▽
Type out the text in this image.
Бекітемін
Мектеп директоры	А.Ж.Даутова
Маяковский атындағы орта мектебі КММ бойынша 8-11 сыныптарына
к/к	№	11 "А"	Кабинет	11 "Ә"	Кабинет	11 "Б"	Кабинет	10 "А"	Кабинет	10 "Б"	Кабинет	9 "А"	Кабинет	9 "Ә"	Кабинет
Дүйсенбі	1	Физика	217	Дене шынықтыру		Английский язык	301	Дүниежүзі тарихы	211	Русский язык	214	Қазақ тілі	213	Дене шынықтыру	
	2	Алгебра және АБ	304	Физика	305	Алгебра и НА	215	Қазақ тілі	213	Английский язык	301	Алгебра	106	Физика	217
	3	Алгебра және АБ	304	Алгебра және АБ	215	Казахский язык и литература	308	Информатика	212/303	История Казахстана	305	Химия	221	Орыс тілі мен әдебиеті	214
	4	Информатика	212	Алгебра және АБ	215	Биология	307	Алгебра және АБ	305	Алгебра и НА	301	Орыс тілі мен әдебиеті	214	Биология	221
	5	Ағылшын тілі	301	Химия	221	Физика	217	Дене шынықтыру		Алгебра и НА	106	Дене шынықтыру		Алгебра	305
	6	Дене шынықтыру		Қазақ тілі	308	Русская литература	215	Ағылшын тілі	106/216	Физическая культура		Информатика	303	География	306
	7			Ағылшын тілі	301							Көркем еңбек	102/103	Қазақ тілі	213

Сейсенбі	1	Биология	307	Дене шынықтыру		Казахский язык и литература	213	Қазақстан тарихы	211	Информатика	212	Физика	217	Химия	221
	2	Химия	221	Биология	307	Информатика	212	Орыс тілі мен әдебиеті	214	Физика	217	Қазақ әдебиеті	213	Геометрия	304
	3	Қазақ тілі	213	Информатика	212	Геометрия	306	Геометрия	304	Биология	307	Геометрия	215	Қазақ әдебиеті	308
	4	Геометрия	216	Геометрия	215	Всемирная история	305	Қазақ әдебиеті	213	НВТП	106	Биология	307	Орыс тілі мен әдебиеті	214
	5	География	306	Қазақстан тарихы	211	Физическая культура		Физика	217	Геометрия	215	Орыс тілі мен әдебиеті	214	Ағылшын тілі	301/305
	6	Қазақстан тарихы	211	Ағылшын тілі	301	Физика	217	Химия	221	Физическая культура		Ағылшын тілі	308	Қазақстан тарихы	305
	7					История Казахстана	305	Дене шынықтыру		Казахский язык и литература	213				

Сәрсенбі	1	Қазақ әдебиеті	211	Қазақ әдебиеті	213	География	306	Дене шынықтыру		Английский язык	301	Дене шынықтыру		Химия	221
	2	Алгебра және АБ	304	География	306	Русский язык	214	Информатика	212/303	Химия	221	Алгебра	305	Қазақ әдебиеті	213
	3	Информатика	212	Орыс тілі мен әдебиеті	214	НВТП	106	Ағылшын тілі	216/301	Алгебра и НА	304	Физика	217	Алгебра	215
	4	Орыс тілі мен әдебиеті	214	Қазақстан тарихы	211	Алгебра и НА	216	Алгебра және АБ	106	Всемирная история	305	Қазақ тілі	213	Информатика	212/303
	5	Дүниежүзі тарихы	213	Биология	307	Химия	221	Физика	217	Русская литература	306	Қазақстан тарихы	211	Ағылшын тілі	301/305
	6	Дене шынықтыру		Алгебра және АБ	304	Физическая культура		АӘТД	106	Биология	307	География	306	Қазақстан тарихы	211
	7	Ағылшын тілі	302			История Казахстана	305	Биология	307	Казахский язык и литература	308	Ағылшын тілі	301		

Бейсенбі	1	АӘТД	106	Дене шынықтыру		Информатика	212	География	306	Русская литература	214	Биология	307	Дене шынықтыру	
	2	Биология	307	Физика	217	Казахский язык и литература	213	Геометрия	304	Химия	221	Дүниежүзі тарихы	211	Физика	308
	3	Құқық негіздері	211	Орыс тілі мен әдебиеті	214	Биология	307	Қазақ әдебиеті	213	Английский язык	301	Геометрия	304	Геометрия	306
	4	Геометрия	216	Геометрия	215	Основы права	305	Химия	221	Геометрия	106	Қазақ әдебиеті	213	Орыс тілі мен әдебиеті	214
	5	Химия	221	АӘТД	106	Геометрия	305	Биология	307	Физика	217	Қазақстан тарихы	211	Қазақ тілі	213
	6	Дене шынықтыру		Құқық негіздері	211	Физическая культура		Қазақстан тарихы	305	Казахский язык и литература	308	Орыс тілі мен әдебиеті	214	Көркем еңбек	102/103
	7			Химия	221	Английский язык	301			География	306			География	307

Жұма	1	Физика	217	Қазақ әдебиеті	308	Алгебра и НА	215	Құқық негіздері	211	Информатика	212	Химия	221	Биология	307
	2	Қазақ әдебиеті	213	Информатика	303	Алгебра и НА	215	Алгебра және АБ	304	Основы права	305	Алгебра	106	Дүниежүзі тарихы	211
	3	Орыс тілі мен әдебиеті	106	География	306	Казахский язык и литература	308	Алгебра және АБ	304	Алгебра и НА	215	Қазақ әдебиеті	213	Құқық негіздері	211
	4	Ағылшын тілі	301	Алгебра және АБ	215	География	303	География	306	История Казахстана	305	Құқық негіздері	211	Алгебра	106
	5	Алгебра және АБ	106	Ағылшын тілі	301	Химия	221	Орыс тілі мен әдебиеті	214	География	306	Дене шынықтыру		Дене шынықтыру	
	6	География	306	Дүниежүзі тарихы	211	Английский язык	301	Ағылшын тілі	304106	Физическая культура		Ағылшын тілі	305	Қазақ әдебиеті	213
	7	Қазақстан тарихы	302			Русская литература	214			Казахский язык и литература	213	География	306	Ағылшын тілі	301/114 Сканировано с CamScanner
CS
△
Type out the full listing again, exactly as given.

* TASK ANSWER *
Type out the text in this image.
Бекітемін
Мектеп директоры	А.Ж.Даутова
Маяковский атындағы орта мектебі КММ бойынша 8-11 сыныптарына
к/к	№	11 "А"	Кабинет	11 "Ә"	Кабинет	11 "Б"	Кабинет	10 "А"	Кабинет	10 "Б"	Кабинет	9 "А"	Кабинет	9 "Ә"	Кабинет
Дүйсенбі	1	Физика	217	Дене шынықтыру		Английский язык	301	Дүниежүзі тарихы	211	Русский язык	214	Қазақ тілі	213	Дене шынықтыру	
	2	Алгебра және АБ	304	Физика	305	Алгебра и НА	215	Қазақ тілі	213	Английский язык	301	Алгебра	106	Физика	217
	3	Алгебра және АБ	304	Алгебра және АБ	215	Казахский язык и литература	308	Информатика	212/303	История Казахстана	305	Химия	221	Орыс тілі мен әдебиеті	214
	4	Информатика	212	Алгебра және АБ	215	Биология	307	Алгебра және АБ	305	Алгебра и НА	301	Орыс тілі мен әдебиеті	214	Биология	221
	5	Ағылшын тілі	301	Химия	221	Физика	217	Дене шынықтыру		Алгебра и НА	106	Дене шынықтыру		Алгебра	305
	6	Дене шынықтыру		Қазақ тілі	308	Русская литература	215	Ағылшын тілі	106/216	Физическая культура		Информатика	303	География	306
	7			Ағылшын тілі	301							Көркем еңбек	102/103	Қазақ тілі	213

Сейсенбі	1	Биология	307	Дене шынықтыру		Казахский язык и литература	213	Қазақстан тарихы	211	Информатика	212	Физика	217	Химия	221
	2	Химия	221	Биология	307	Информатика	212	Орыс тілі мен әдебиеті	214	Физика	217	Қазақ әдебиеті	213	Геометрия	304
	3	Қазақ тілі	213	Информатика	212	Геометрия	306	Геометрия	304	Биология	307	Геометрия	215	Қазақ әдебиеті	308
	4	Геометрия	216	Геометрия	215	Всемирная история	305	Қазақ әдебиеті	213	НВТП	106	Биология	307	Орыс тілі мен әдебиеті	214
	5	География	306	Қазақстан тарихы	211	Физическая культура		Физика	217	Геометрия	215	Орыс тілі мен әдебиеті	214	Ағылшын тілі	301/305
	6	Қазақстан тарихы	211	Ағылшын тілі	301	Физика	217	Химия	221	Физическая культура		Ағылшын тілі	308	Қазақстан тарихы	305
	7					История Казахстана	305	Дене шынықтыру		Казахский язык и литература	213				

Сәрсенбі	1	Қазақ әдебиеті	211	Қазақ әдебиеті	213	География	306	Дене шынықтыру		Английский язык	301	Дене шынықтыру		Химия	221
	2	Алгебра және АБ	304	География	306	Русский язык	214	Информатика	212/303	Химия	221	Алгебра	305	Қазақ әдебиеті	213
	3	Информатика	212	Орыс тілі мен әдебиеті	214	НВТП	106	Ағылшын тілі	216/301	Алгебра и НА	304	Физика	217	Алгебра	215
	4	Орыс тілі мен әдебиеті	214	Қазақстан тарихы	211	Алгебра и НА	216	Алгебра және АБ	106	Всемирная история	305	Қазақ тілі	213	Информатика	212/303
	5	Дүниежүзі тарихы	213	Биология	307	Химия	221	Физика	217	Русская литература	306	Қазақстан тарихы	211	Ағылшын тілі	301/305
	6	Дене шынықтыру		Алгебра және АБ	304	Физическая культура		АӘТД	106	Биология	307	География	306	Қазақстан тарихы	211
	7	Ағылшын тілі	302			История Казахстана	305	Биология	307	Казахский язык и литература	308	Ағылшын тілі	301		

Бейсенбі	1	АӘТД	106	Дене шынықтыру		Информатика	212	География	306	Русская литература	214	Биология	307	Дене шынықтыру	
	2	Биология	307	Физика	217	Казахский язык и литература	213	Геометрия	304	Химия	221	Дүниежүзі тарихы	211	Физика	308
	3	Құқық негіздері	211	Орыс тілі мен әдебиеті	214	Биология	307	Қазақ әдебиеті	213	Английский язык	301	Геометрия	304	Геометрия	306
	4	Геометрия	216	Геометрия	215	Основы права	305	Химия	221	Геометрия	106	Қазақ әдебиеті	213	Орыс тілі мен әдебиеті	214
	5	Химия	221	АӘТД	106	Геометрия	305	Биология	307	Физика	217	Қазақстан тарихы	211	Қазақ тілі	213
	6	Дене шынықтыру		Құқық негіздері	211	Физическая культура		Қазақстан тарихы	305	Казахский язык и литература	308	Орыс тілі мен әдебиеті	214	Көркем еңбек	102/103
	7			Химия	221	Английский язык	301			География	306			География	307

Жұма	1	Физика	217	Қазақ әдебиеті	308	Алгебра и НА	215	Құқық негіздері	211	Информатика	212	Химия	221	Биология	307
	2	Қазақ әдебиеті	213	Информатика	303	Алгебра и НА	215	Алгебра және АБ	304	Основы права	305	Алгебра	106	Дүниежүзі тарихы	211
	3	Орыс тілі мен әдебиеті	106	География	306	Казахский язык и литература	308	Алгебра және АБ	304	Алгебра и НА	215	Қазақ әдебиеті	213	Құқық негіздері	211
	4	Ағылшын тілі	301	Алгебра және АБ	215	География	303	География	306	История Казахстана	305	Құқық негіздері	211	Алгебра	106
	5	Алгебра және АБ	106	Ағылшын тілі	301	Химия	221	Орыс тілі мен әдебиеті	214	География	306	Дене шынықтыру		Дене шынықтыру	
	6	География	306	Дүниежүзі тарихы	211	Английский язык	301	Ағылшын тілі	304106	Физическая культура		Ағылшын тілі	305	Қазақ әдебиеті	213
	7	Қазақстан тарихы	302			Русская литература	214			Казахский язык и литература	213	География	306	Ағылшын тілі	301/114 Сканировано с CamScanner
CS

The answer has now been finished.